WHAT TO DO> A single number is the answer: how many lines of the data hold "American"?

DATA PROVIDED>
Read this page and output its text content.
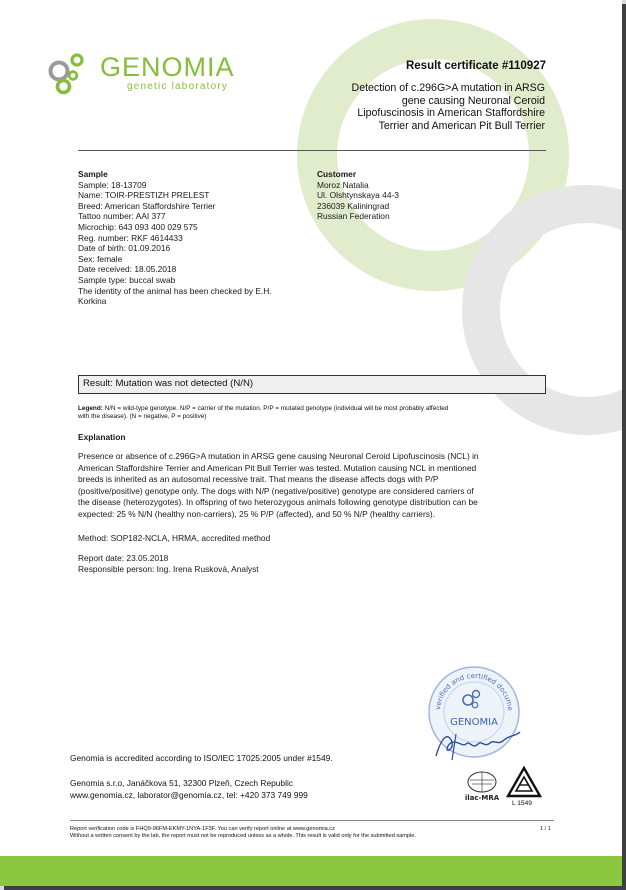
GENOMIA
genetic laboratory
Result certificate #110927
Detection of c.296G>A mutation in ARSG
gene causing Neuronal Ceroid
Lipofuscinosis in American Staffordshire
Terrier and American Pit Bull Terrier
Sample
Sample: 18-13709
Name: TOIR-PRESTIZH PRELEST
Breed: American Staffordshire Terrier
Tattoo number: AAI 377
Microchip: 643 093 400 029 575
Reg. number: RKF 4614433
Date of birth: 01.09.2016
Sex: female
Date received: 18.05.2018
Sample type: buccal swab
The identity of the animal has been checked by E.H.
Korkina
Customer
Moroz Natalia
Ul. Olshtynskaya 44-3
236039 Kaliningrad
Russian Federation
Result: Mutation was not detected (N/N)
Legend: N/N = wild-type genotype. N/P = carrier of the mutation. P/P = mutated genotype (individual will be most probably affected
with the disease). (N = negative, P = positive)
Explanation
Presence or absence of c.296G>A mutation in ARSG gene causing Neuronal Ceroid Lipofuscinosis (NCL) in
American Staffordshire Terrier and American Pit Bull Terrier was tested. Mutation causing NCL in mentioned
breeds is inherited as an autosomal recessive trait. That means the disease affects dogs with P/P
(positive/positive) genotype only. The dogs with N/P (negative/positive) genotype are considered carriers of
the disease (heterozygotes). In offspring of two heterozygous animals following genotype distribution can be
expected: 25 % N/N (healthy non-carriers), 25 % P/P (affected), and 50 % N/P (healthy carriers).
Method: SOP182-NCLA, HRMA, accredited method
Report date: 23.05.2018
Responsible person: Ing. Irena Rusková, Analyst
verified and certified docume
GENOMIA
Genomia is accredited according to ISO/IEC 17025:2005 under #1549.
Genomia s.r.o, Janáčkova 51, 32300 Plzeň, Czech Republic
www.genomia.cz, laborator@genomia.cz, tel: +420 373 749 999	ilac-MRA
L 1549
Report verification code is FHQ9-96FM-EKMY-1NYA-1F3F. You can verify report online at www.genomia.cz
Without a written consent by the lab, the report must not be reproduced unless as a whole. This result is valid only for the submitted sample.
1 / 1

ANSWER BOX> 4